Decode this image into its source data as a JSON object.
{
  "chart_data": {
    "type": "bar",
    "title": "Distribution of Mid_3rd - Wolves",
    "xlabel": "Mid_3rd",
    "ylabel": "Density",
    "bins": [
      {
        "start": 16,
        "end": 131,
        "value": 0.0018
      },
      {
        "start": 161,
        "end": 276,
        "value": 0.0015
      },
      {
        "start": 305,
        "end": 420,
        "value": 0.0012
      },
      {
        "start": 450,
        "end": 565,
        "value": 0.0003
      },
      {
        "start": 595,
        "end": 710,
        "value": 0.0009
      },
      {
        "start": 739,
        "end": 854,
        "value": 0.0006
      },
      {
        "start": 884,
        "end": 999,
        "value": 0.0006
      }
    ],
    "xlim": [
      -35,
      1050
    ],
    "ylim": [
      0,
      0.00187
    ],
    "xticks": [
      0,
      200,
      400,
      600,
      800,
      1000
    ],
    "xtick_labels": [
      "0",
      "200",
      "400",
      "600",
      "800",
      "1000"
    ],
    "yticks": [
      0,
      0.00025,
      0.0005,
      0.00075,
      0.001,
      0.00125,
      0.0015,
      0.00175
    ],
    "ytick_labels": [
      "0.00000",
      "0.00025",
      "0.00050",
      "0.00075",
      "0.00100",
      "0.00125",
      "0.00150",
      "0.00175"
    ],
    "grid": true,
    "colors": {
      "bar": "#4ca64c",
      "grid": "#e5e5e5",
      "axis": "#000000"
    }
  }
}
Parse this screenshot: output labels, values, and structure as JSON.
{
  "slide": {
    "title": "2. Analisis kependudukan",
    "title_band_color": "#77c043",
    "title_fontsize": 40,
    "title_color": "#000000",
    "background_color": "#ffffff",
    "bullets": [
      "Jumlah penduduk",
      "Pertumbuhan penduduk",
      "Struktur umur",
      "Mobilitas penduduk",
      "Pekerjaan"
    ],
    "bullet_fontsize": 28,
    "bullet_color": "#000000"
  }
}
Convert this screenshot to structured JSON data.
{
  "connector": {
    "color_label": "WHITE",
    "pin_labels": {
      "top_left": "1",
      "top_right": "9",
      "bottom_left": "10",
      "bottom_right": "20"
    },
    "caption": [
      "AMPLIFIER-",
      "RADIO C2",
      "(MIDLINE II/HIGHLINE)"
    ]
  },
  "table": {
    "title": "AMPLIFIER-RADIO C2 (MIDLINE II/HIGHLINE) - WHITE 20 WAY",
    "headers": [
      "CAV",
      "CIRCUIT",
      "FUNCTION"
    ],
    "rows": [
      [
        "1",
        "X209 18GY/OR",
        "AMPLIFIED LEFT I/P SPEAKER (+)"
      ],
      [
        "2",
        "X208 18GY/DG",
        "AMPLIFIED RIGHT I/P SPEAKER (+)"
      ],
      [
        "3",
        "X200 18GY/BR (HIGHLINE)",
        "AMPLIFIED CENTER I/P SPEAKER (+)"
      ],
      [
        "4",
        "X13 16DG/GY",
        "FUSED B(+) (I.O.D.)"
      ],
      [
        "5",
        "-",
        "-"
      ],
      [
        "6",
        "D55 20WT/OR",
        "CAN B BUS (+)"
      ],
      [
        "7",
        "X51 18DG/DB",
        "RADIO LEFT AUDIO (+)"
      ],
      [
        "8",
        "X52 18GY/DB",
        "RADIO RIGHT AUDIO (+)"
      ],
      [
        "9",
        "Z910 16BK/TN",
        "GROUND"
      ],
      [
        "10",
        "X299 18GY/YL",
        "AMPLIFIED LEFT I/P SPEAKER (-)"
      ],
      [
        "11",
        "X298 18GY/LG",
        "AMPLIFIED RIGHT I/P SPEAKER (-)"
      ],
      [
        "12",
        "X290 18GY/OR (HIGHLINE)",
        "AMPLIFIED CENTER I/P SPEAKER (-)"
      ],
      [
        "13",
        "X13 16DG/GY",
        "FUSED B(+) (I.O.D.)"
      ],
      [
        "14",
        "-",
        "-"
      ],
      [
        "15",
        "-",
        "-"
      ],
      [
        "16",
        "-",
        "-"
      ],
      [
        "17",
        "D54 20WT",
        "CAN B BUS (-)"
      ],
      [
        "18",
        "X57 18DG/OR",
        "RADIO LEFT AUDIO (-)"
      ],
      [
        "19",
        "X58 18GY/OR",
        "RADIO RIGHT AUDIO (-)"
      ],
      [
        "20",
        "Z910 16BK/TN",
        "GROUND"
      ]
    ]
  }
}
********************
Return every line from the records above that holds the word "SPEAKER".

        "AMPLIFIED LEFT I/P SPEAKER (+)"
        "AMPLIFIED RIGHT I/P SPEAKER (+)"
        "AMPLIFIED CENTER I/P SPEAKER (+)"
        "AMPLIFIED LEFT I/P SPEAKER (-)"
        "AMPLIFIED RIGHT I/P SPEAKER (-)"
        "AMPLIFIED CENTER I/P SPEAKER (-)"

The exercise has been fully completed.